▸ **Stored data**:
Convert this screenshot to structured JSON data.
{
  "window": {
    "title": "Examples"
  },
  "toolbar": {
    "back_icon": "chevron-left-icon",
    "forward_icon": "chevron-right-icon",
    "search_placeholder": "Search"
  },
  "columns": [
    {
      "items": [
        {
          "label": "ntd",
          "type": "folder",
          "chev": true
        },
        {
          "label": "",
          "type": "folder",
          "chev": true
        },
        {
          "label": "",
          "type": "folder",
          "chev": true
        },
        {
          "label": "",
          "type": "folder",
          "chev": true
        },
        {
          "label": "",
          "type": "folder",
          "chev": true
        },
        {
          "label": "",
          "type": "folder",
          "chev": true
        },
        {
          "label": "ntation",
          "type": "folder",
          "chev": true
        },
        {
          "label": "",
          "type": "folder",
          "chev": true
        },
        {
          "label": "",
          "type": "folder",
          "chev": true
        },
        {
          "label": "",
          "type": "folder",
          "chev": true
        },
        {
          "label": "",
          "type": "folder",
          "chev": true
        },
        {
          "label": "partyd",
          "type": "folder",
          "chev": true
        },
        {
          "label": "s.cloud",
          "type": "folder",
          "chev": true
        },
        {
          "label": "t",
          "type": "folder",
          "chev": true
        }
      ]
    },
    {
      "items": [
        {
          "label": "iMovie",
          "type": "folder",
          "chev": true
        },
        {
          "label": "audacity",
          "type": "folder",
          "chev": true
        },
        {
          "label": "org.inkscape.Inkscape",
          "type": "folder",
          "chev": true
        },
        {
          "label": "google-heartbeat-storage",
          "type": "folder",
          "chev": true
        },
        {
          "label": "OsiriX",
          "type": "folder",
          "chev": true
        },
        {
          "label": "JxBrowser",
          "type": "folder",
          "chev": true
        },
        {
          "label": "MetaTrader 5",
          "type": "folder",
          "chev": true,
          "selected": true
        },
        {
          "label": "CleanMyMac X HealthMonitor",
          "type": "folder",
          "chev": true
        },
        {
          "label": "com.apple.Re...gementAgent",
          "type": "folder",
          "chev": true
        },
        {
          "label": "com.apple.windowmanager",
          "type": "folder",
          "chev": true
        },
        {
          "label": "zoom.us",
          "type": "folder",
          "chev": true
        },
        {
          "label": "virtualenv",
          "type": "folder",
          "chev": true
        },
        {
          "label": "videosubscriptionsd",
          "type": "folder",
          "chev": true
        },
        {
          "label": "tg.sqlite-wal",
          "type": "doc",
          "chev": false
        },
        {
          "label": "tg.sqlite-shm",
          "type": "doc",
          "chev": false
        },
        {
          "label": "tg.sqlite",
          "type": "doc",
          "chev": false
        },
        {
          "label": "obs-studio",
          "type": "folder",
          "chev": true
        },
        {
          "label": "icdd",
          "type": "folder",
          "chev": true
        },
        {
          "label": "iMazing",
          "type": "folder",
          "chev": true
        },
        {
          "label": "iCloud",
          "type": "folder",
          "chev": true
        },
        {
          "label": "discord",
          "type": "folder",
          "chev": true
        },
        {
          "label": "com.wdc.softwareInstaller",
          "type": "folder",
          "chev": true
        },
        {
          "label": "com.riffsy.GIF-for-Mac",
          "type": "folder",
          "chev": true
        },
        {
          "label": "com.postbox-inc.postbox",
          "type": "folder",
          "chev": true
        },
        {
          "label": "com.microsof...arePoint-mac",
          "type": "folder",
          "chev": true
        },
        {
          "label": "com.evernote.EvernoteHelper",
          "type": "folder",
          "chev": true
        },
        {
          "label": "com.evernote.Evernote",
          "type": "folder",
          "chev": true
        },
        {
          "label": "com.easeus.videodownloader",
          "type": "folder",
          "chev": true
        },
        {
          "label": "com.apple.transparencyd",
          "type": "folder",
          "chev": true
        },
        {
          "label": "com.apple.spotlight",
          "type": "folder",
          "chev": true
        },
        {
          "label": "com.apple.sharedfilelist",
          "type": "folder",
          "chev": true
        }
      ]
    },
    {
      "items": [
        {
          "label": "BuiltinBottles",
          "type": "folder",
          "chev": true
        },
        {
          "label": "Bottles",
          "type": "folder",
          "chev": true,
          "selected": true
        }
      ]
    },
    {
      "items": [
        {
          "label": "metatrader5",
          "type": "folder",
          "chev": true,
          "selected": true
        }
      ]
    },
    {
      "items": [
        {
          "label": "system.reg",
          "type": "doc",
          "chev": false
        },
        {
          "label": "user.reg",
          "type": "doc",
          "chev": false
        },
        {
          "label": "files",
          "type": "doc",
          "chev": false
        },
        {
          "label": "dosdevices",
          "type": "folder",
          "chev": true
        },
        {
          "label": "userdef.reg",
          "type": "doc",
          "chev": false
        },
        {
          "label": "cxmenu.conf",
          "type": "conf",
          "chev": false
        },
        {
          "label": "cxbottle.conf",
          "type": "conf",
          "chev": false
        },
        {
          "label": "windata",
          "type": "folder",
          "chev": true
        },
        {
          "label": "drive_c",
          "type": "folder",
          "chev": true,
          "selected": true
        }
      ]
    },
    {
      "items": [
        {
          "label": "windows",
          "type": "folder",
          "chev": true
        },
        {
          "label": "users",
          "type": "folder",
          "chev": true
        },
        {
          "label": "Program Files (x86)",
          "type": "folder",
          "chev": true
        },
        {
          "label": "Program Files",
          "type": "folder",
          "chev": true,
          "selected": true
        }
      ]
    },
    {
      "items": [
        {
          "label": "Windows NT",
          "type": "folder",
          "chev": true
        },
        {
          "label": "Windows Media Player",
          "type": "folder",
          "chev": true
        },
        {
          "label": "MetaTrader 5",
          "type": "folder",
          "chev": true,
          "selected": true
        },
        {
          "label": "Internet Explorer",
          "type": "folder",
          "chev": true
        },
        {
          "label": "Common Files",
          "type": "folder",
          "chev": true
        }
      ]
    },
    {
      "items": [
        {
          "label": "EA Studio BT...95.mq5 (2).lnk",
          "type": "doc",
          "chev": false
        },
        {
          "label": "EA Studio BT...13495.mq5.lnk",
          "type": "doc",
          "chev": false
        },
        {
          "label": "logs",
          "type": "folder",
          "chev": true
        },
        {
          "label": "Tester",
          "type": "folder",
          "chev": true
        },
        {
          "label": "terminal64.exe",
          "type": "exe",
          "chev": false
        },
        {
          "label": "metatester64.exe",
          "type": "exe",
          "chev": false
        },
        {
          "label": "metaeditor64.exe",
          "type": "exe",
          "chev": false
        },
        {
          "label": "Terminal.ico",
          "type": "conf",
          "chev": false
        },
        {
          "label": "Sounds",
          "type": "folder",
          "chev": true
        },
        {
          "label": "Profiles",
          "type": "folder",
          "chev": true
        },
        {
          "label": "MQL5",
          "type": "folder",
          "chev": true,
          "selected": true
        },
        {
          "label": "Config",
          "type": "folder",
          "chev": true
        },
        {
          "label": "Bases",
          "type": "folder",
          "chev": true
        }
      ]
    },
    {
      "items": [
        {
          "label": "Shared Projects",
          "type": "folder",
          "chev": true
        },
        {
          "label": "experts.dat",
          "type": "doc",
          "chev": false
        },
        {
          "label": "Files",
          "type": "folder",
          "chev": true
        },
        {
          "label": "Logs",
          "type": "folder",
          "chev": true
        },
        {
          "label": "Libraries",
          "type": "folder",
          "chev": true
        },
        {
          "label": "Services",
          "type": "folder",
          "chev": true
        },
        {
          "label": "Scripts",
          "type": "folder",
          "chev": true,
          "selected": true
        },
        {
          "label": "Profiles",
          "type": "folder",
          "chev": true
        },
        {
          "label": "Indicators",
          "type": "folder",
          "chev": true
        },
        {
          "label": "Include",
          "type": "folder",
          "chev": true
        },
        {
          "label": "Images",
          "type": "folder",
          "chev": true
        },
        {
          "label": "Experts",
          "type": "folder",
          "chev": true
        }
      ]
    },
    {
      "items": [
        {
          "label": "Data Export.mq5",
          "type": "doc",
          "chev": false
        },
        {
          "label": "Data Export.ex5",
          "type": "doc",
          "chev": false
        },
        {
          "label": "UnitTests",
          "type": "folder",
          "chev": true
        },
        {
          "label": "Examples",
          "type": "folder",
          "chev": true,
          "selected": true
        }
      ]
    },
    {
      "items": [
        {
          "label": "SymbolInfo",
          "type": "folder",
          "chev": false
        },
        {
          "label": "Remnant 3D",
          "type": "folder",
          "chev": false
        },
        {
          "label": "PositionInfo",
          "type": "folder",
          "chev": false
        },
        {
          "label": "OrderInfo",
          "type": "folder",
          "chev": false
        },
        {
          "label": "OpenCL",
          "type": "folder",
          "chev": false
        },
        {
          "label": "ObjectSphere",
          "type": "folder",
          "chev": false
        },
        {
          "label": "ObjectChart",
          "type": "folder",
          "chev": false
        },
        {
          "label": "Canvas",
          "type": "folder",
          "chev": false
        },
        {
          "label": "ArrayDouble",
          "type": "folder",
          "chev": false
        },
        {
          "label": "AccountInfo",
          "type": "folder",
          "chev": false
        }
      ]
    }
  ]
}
* * *
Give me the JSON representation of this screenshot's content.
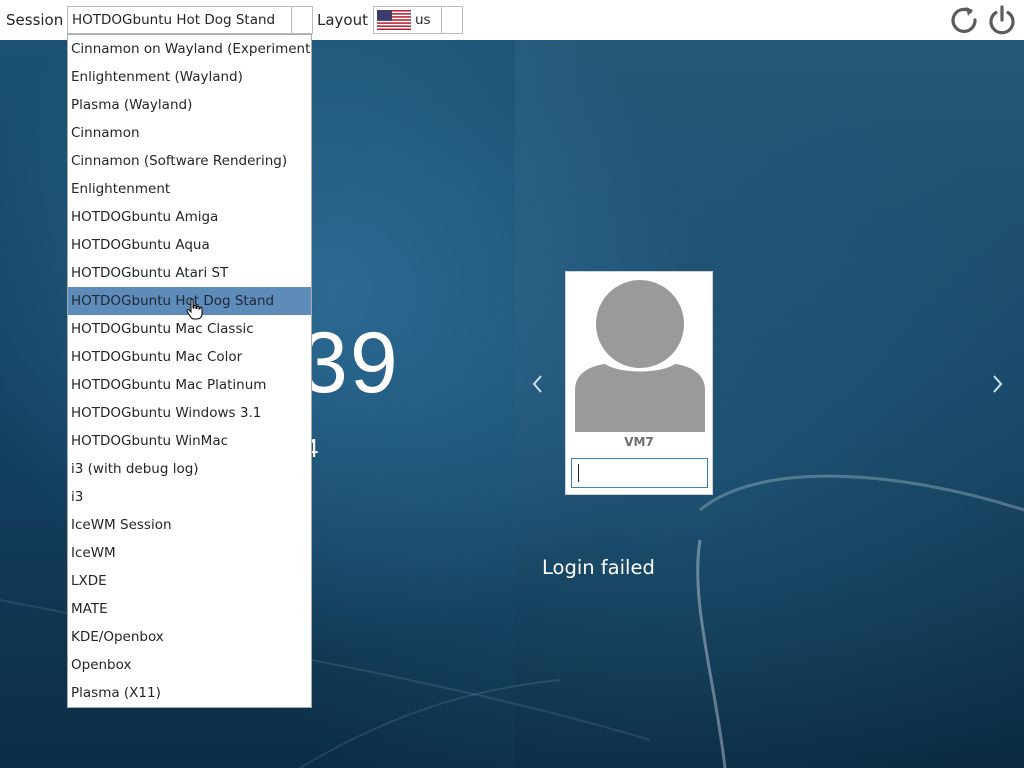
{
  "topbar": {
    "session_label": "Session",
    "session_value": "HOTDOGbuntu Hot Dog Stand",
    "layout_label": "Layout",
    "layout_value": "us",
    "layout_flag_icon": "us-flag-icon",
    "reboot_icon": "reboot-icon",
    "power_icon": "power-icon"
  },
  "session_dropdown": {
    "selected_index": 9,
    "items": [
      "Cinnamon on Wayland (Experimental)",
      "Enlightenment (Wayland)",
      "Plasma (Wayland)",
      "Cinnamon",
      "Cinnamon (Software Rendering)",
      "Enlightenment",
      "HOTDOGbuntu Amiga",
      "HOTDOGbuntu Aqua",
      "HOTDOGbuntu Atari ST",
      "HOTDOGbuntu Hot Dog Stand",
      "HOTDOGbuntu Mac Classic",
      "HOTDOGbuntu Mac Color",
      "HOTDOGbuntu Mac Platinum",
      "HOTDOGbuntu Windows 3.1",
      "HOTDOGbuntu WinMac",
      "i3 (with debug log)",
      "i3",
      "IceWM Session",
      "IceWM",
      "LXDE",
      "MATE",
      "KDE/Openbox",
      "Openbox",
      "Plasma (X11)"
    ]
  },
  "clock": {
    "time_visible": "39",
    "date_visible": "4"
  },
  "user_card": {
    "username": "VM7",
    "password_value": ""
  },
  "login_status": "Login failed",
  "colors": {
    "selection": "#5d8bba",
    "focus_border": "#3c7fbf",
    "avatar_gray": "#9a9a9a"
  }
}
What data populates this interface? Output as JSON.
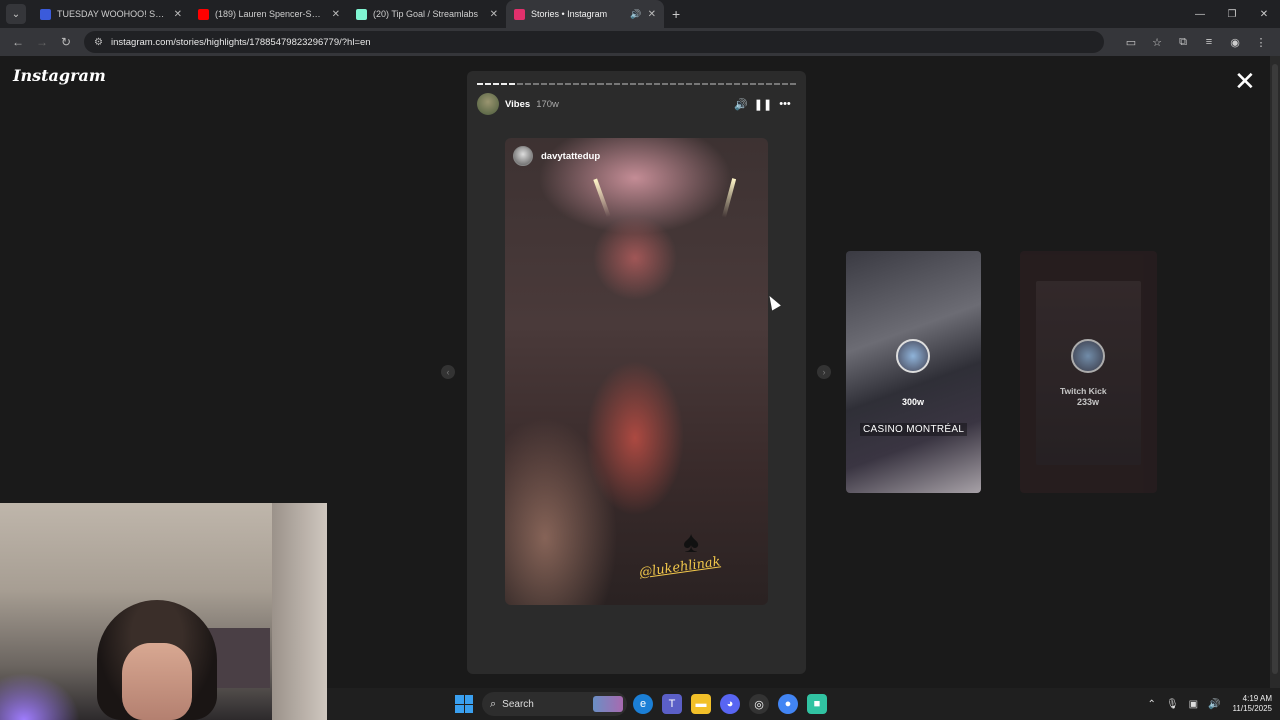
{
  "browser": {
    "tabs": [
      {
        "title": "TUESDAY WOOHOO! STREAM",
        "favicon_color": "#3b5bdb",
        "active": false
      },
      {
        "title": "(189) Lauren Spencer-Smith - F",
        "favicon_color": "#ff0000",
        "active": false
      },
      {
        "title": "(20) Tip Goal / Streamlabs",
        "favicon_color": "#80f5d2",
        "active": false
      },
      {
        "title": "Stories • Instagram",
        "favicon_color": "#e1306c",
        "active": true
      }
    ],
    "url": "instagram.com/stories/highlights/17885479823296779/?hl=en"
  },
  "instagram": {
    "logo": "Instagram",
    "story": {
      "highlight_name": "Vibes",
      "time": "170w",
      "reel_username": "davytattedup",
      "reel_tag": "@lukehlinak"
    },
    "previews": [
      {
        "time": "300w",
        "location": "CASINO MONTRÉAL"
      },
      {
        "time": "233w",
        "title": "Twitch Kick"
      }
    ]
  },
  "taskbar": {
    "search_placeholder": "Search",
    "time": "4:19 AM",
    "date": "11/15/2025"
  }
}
...
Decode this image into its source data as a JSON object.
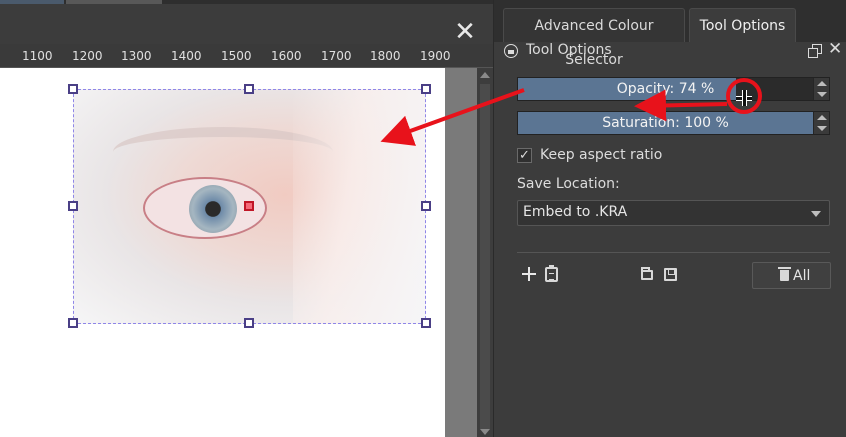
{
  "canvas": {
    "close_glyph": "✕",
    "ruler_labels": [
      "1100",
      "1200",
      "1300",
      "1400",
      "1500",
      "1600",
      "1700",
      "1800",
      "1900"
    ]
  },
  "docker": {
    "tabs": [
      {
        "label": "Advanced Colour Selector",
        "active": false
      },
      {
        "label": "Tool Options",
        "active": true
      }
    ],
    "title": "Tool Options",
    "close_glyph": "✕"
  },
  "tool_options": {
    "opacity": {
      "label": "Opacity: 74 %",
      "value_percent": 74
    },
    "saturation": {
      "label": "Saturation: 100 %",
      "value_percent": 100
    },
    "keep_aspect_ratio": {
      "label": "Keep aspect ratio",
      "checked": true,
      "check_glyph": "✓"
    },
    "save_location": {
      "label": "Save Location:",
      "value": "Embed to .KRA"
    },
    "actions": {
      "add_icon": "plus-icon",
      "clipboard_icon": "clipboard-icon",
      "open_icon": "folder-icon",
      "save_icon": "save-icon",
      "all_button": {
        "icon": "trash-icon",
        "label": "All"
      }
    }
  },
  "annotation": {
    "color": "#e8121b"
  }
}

▸ **What you have to do**:
Copy out each line of the data where the string "Search" appears.

▸ **Answer for this exercise**:
    "search_placeholder": "Search"
    "search_placeholder": "Search",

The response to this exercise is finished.